■ DESCRIPTION OF THE TASK
All of the material below is to be returned exactly.

■ DATASET CONTENT
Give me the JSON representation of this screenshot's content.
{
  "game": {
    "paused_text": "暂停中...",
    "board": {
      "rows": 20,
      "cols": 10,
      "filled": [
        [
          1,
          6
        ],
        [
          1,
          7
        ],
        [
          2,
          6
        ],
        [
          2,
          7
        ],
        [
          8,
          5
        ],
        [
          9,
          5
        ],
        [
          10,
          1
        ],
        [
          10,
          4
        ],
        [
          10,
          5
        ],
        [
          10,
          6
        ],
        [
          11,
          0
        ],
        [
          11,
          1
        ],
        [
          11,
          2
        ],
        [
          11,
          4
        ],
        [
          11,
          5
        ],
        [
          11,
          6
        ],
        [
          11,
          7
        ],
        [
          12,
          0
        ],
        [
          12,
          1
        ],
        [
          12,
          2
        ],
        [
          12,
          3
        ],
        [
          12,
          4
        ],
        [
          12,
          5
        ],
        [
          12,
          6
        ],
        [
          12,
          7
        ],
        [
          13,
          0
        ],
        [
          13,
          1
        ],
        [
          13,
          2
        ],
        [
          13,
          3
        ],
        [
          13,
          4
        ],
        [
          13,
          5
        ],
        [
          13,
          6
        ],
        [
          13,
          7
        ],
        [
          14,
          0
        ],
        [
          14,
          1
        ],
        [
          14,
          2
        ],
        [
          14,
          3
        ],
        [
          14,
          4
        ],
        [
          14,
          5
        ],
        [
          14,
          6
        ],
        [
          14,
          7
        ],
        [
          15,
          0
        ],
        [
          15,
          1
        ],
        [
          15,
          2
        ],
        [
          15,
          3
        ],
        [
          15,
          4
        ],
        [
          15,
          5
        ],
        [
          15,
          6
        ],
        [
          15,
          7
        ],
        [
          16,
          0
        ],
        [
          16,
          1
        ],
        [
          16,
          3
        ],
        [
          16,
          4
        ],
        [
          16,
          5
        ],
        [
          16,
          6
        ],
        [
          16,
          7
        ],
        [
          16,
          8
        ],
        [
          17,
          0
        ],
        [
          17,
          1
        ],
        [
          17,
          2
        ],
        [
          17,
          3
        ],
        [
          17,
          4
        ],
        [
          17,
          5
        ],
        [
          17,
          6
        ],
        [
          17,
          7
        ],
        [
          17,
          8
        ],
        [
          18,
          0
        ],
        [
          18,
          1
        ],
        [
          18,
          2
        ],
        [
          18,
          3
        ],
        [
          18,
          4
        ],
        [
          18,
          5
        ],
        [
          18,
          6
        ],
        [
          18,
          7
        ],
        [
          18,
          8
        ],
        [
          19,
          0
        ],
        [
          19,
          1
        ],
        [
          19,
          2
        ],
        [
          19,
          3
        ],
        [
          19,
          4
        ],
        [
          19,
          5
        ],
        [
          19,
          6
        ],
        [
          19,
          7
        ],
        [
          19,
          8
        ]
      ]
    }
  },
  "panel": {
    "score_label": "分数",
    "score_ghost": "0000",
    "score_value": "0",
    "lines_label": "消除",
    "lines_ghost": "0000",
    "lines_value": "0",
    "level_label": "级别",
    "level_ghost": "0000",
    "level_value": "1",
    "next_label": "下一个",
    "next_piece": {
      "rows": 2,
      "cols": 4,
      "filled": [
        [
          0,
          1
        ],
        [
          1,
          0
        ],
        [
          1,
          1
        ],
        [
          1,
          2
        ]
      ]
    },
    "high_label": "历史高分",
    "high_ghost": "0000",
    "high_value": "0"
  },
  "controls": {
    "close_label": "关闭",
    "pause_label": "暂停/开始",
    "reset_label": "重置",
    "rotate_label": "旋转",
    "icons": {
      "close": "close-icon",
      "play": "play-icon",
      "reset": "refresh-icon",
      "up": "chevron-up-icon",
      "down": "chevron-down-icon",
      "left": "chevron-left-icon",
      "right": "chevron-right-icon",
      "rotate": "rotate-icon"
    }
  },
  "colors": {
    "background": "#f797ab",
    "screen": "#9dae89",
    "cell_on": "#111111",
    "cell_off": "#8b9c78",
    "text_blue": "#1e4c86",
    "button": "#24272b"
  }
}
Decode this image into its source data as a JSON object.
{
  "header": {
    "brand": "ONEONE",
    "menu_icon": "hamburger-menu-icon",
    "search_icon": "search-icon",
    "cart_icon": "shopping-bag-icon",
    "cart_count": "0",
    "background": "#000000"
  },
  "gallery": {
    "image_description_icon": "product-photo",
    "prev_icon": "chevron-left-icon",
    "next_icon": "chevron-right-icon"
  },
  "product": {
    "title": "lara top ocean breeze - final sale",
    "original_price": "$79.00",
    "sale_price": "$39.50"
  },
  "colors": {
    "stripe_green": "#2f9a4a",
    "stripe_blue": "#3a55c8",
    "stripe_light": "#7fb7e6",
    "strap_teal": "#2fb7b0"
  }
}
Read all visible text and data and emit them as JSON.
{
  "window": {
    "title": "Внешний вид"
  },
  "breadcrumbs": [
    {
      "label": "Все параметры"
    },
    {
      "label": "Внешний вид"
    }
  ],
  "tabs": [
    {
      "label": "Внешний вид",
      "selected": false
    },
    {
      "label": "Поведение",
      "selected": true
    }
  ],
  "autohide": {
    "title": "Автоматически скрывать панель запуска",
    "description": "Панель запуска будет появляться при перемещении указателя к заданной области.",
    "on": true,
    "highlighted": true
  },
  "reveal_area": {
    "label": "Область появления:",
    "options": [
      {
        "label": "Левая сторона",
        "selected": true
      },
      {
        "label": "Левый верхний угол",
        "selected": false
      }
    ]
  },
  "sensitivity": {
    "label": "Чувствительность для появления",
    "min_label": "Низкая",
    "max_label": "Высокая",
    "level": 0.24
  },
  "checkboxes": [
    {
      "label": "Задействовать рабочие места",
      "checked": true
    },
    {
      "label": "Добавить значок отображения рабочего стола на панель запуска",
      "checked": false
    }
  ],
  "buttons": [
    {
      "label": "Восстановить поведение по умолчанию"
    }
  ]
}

■ OUTPUT BELOW
Give me the JSON representation of this screenshot's content.
{
  "game": {
    "paused_text": "暂停中...",
    "board": {
      "rows": 20,
      "cols": 10,
      "filled": [
        [
          1,
          6
        ],
        [
          1,
          7
        ],
        [
          2,
          6
        ],
        [
          2,
          7
        ],
        [
          8,
          5
        ],
        [
          9,
          5
        ],
        [
          10,
          1
        ],
        [
          10,
          4
        ],
        [
          10,
          5
        ],
        [
          10,
          6
        ],
        [
          11,
          0
        ],
        [
          11,
          1
        ],
        [
          11,
          2
        ],
        [
          11,
          4
        ],
        [
          11,
          5
        ],
        [
          11,
          6
        ],
        [
          11,
          7
        ],
        [
          12,
          0
        ],
        [
          12,
          1
        ],
        [
          12,
          2
        ],
        [
          12,
          3
        ],
        [
          12,
          4
        ],
        [
          12,
          5
        ],
        [
          12,
          6
        ],
        [
          12,
          7
        ],
        [
          13,
          0
        ],
        [
          13,
          1
        ],
        [
          13,
          2
        ],
        [
          13,
          3
        ],
        [
          13,
          4
        ],
        [
          13,
          5
        ],
        [
          13,
          6
        ],
        [
          13,
          7
        ],
        [
          14,
          0
        ],
        [
          14,
          1
        ],
        [
          14,
          2
        ],
        [
          14,
          3
        ],
        [
          14,
          4
        ],
        [
          14,
          5
        ],
        [
          14,
          6
        ],
        [
          14,
          7
        ],
        [
          15,
          0
        ],
        [
          15,
          1
        ],
        [
          15,
          2
        ],
        [
          15,
          3
        ],
        [
          15,
          4
        ],
        [
          15,
          5
        ],
        [
          15,
          6
        ],
        [
          15,
          7
        ],
        [
          16,
          0
        ],
        [
          16,
          1
        ],
        [
          16,
          3
        ],
        [
          16,
          4
        ],
        [
          16,
          5
        ],
        [
          16,
          6
        ],
        [
          16,
          7
        ],
        [
          16,
          8
        ],
        [
          17,
          0
        ],
        [
          17,
          1
        ],
        [
          17,
          2
        ],
        [
          17,
          3
        ],
        [
          17,
          4
        ],
        [
          17,
          5
        ],
        [
          17,
          6
        ],
        [
          17,
          7
        ],
        [
          17,
          8
        ],
        [
          18,
          0
        ],
        [
          18,
          1
        ],
        [
          18,
          2
        ],
        [
          18,
          3
        ],
        [
          18,
          4
        ],
        [
          18,
          5
        ],
        [
          18,
          6
        ],
        [
          18,
          7
        ],
        [
          18,
          8
        ],
        [
          19,
          0
        ],
        [
          19,
          1
        ],
        [
          19,
          2
        ],
        [
          19,
          3
        ],
        [
          19,
          4
        ],
        [
          19,
          5
        ],
        [
          19,
          6
        ],
        [
          19,
          7
        ],
        [
          19,
          8
        ]
      ]
    }
  },
  "panel": {
    "score_label": "分数",
    "score_ghost": "0000",
    "score_value": "0",
    "lines_label": "消除",
    "lines_ghost": "0000",
    "lines_value": "0",
    "level_label": "级别",
    "level_ghost": "0000",
    "level_value": "1",
    "next_label": "下一个",
    "next_piece": {
      "rows": 2,
      "cols": 4,
      "filled": [
        [
          0,
          1
        ],
        [
          1,
          0
        ],
        [
          1,
          1
        ],
        [
          1,
          2
        ]
      ]
    },
    "high_label": "历史高分",
    "high_ghost": "0000",
    "high_value": "0"
  },
  "controls": {
    "close_label": "关闭",
    "pause_label": "暂停/开始",
    "reset_label": "重置",
    "rotate_label": "旋转",
    "icons": {
      "close": "close-icon",
      "play": "play-icon",
      "reset": "refresh-icon",
      "up": "chevron-up-icon",
      "down": "chevron-down-icon",
      "left": "chevron-left-icon",
      "right": "chevron-right-icon",
      "rotate": "rotate-icon"
    }
  },
  "colors": {
    "background": "#f797ab",
    "screen": "#9dae89",
    "cell_on": "#111111",
    "cell_off": "#8b9c78",
    "text_blue": "#1e4c86",
    "button": "#24272b"
  }
}
Decode this image into its source data as a JSON object.
{
  "header": {
    "brand": "ONEONE",
    "menu_icon": "hamburger-menu-icon",
    "search_icon": "search-icon",
    "cart_icon": "shopping-bag-icon",
    "cart_count": "0",
    "background": "#000000"
  },
  "gallery": {
    "image_description_icon": "product-photo",
    "prev_icon": "chevron-left-icon",
    "next_icon": "chevron-right-icon"
  },
  "product": {
    "title": "lara top ocean breeze - final sale",
    "original_price": "$79.00",
    "sale_price": "$39.50"
  },
  "colors": {
    "stripe_green": "#2f9a4a",
    "stripe_blue": "#3a55c8",
    "stripe_light": "#7fb7e6",
    "strap_teal": "#2fb7b0"
  }
}
Read all visible text and data and emit them as JSON.
{
  "window": {
    "title": "Внешний вид"
  },
  "breadcrumbs": [
    {
      "label": "Все параметры"
    },
    {
      "label": "Внешний вид"
    }
  ],
  "tabs": [
    {
      "label": "Внешний вид",
      "selected": false
    },
    {
      "label": "Поведение",
      "selected": true
    }
  ],
  "autohide": {
    "title": "Автоматически скрывать панель запуска",
    "description": "Панель запуска будет появляться при перемещении указателя к заданной области.",
    "on": true,
    "highlighted": true
  },
  "reveal_area": {
    "label": "Область появления:",
    "options": [
      {
        "label": "Левая сторона",
        "selected": true
      },
      {
        "label": "Левый верхний угол",
        "selected": false
      }
    ]
  },
  "sensitivity": {
    "label": "Чувствительность для появления",
    "min_label": "Низкая",
    "max_label": "Высокая",
    "level": 0.24
  },
  "checkboxes": [
    {
      "label": "Задействовать рабочие места",
      "checked": true
    },
    {
      "label": "Добавить значок отображения рабочего стола на панель запуска",
      "checked": false
    }
  ],
  "buttons": [
    {
      "label": "Восстановить поведение по умолчанию"
    }
  ]
}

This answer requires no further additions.